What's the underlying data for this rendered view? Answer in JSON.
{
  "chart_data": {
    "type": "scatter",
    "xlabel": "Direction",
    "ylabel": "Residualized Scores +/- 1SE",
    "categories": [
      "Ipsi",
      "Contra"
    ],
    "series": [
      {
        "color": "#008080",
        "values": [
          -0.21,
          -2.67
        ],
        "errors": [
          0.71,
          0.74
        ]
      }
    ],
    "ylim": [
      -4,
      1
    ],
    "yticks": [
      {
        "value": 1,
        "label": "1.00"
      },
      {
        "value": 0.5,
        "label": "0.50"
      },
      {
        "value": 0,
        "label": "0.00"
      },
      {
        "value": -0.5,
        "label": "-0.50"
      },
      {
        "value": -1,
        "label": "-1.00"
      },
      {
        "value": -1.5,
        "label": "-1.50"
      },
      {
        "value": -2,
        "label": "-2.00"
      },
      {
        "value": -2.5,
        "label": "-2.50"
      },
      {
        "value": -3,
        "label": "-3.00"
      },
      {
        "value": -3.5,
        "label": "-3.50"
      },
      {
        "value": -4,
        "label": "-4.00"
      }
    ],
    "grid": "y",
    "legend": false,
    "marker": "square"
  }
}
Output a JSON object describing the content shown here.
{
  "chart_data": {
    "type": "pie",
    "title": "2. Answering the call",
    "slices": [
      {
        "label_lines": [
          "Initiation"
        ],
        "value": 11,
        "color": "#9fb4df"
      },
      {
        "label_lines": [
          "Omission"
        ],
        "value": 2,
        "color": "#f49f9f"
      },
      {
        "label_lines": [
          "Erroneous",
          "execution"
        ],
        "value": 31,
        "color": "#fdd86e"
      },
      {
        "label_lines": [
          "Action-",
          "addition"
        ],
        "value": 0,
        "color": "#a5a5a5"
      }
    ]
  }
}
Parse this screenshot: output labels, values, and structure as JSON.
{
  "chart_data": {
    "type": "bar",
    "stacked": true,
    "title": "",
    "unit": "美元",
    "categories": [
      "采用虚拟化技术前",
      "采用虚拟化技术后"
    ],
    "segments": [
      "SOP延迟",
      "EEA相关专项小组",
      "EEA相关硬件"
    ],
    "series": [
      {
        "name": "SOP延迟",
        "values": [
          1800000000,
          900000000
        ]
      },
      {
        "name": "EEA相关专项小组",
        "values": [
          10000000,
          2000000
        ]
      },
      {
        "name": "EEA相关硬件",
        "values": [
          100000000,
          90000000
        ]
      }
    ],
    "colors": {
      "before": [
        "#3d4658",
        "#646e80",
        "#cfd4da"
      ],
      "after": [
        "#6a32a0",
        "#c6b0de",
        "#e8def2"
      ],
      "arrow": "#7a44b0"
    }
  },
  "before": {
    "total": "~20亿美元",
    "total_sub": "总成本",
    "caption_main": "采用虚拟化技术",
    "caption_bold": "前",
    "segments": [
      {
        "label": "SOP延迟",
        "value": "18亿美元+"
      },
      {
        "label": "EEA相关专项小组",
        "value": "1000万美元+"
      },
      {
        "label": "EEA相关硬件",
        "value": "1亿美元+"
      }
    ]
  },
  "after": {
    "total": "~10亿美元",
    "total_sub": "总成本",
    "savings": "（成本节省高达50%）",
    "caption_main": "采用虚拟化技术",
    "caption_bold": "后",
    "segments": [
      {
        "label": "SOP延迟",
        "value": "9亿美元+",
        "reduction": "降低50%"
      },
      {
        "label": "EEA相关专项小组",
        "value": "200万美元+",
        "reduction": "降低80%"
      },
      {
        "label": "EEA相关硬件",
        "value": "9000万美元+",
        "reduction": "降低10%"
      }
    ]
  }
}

========================================================================

Set down the listing above in full, please, exactly as it appears.

> [CORRECT RESULT]
What's the underlying data for this rendered view? Answer in JSON.
{
  "chart_data": {
    "type": "scatter",
    "xlabel": "Direction",
    "ylabel": "Residualized Scores +/- 1SE",
    "categories": [
      "Ipsi",
      "Contra"
    ],
    "series": [
      {
        "color": "#008080",
        "values": [
          -0.21,
          -2.67
        ],
        "errors": [
          0.71,
          0.74
        ]
      }
    ],
    "ylim": [
      -4,
      1
    ],
    "yticks": [
      {
        "value": 1,
        "label": "1.00"
      },
      {
        "value": 0.5,
        "label": "0.50"
      },
      {
        "value": 0,
        "label": "0.00"
      },
      {
        "value": -0.5,
        "label": "-0.50"
      },
      {
        "value": -1,
        "label": "-1.00"
      },
      {
        "value": -1.5,
        "label": "-1.50"
      },
      {
        "value": -2,
        "label": "-2.00"
      },
      {
        "value": -2.5,
        "label": "-2.50"
      },
      {
        "value": -3,
        "label": "-3.00"
      },
      {
        "value": -3.5,
        "label": "-3.50"
      },
      {
        "value": -4,
        "label": "-4.00"
      }
    ],
    "grid": "y",
    "legend": false,
    "marker": "square"
  }
}
Output a JSON object describing the content shown here.
{
  "chart_data": {
    "type": "pie",
    "title": "2. Answering the call",
    "slices": [
      {
        "label_lines": [
          "Initiation"
        ],
        "value": 11,
        "color": "#9fb4df"
      },
      {
        "label_lines": [
          "Omission"
        ],
        "value": 2,
        "color": "#f49f9f"
      },
      {
        "label_lines": [
          "Erroneous",
          "execution"
        ],
        "value": 31,
        "color": "#fdd86e"
      },
      {
        "label_lines": [
          "Action-",
          "addition"
        ],
        "value": 0,
        "color": "#a5a5a5"
      }
    ]
  }
}
Parse this screenshot: output labels, values, and structure as JSON.
{
  "chart_data": {
    "type": "bar",
    "stacked": true,
    "title": "",
    "unit": "美元",
    "categories": [
      "采用虚拟化技术前",
      "采用虚拟化技术后"
    ],
    "segments": [
      "SOP延迟",
      "EEA相关专项小组",
      "EEA相关硬件"
    ],
    "series": [
      {
        "name": "SOP延迟",
        "values": [
          1800000000,
          900000000
        ]
      },
      {
        "name": "EEA相关专项小组",
        "values": [
          10000000,
          2000000
        ]
      },
      {
        "name": "EEA相关硬件",
        "values": [
          100000000,
          90000000
        ]
      }
    ],
    "colors": {
      "before": [
        "#3d4658",
        "#646e80",
        "#cfd4da"
      ],
      "after": [
        "#6a32a0",
        "#c6b0de",
        "#e8def2"
      ],
      "arrow": "#7a44b0"
    }
  },
  "before": {
    "total": "~20亿美元",
    "total_sub": "总成本",
    "caption_main": "采用虚拟化技术",
    "caption_bold": "前",
    "segments": [
      {
        "label": "SOP延迟",
        "value": "18亿美元+"
      },
      {
        "label": "EEA相关专项小组",
        "value": "1000万美元+"
      },
      {
        "label": "EEA相关硬件",
        "value": "1亿美元+"
      }
    ]
  },
  "after": {
    "total": "~10亿美元",
    "total_sub": "总成本",
    "savings": "（成本节省高达50%）",
    "caption_main": "采用虚拟化技术",
    "caption_bold": "后",
    "segments": [
      {
        "label": "SOP延迟",
        "value": "9亿美元+",
        "reduction": "降低50%"
      },
      {
        "label": "EEA相关专项小组",
        "value": "200万美元+",
        "reduction": "降低80%"
      },
      {
        "label": "EEA相关硬件",
        "value": "9000万美元+",
        "reduction": "降低10%"
      }
    ]
  }
}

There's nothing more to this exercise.